SHORT TASK 1 —
From the appellate opinion heading below, reproduce everything from "SUPERIOR COURT OF" down to "A. HORNE, Defendant-Appellant.", word for word.
SHORT TASK 2 —
Answer these questions from the appellate opinion heading that follows:
(a) What docket number is given for the case?
(b) Who is the defendant-appellant?
(c) Who is named as the Monmouth County Prosecutor?

Start of SELECTED PASSAGE

SUPERIOR COURT OF NEW JERSEY APPELLATE DIVISION
Apr 9, 2018
DOCKET NO. A-3709-15T1 (App. Div. Apr. 9, 2018)

Opinion

DOCKET NO. A-3709-15T1

04-09-2018

STATE OF NEW JERSEY, Plaintiff-Respondent, v. MAURICE A. HORNE, Defendant-Appellant.

Joseph E. Krakora, Public Defender, attorney for appellant (Seon Jeong Lee, Designated Counsel, on the brief). Christopher J. Gramiccioni, Monmouth County Prosecutor, attorney for respondent (Carey J. Huff, Assistant Prosecutor, of counsel and on the brief).

End of SELECTED PASSAGE
Start of PROVIDED MATERIAL

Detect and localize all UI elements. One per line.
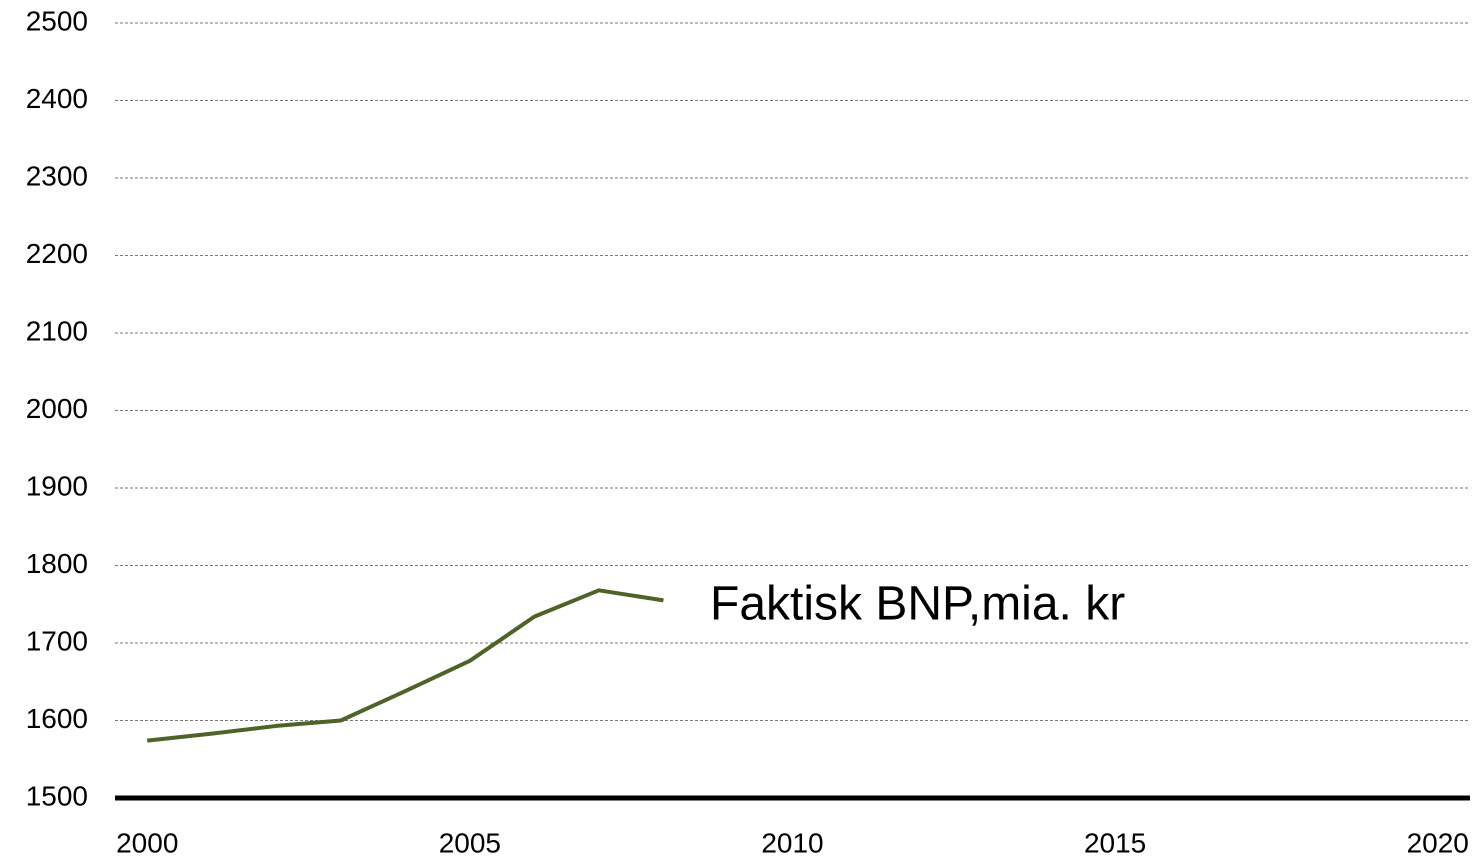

End of PROVIDED MATERIAL

FULL RESPONSE 1 —
SUPERIOR COURT OF NEW JERSEY APPELLATE DIVISION
Apr 9, 2018
DOCKET NO. A-3709-15T1 (App. Div. Apr. 9, 2018)

Opinion

DOCKET NO. A-3709-15T1

04-09-2018

STATE OF NEW JERSEY, Plaintiff-Respondent, v. MAURICE A. HORNE, Defendant-Appellant.

FULL RESPONSE 2 —
(a) A-3709-15T1
(b) Maurice A. Horne
(c) Christopher J. Gramiccioni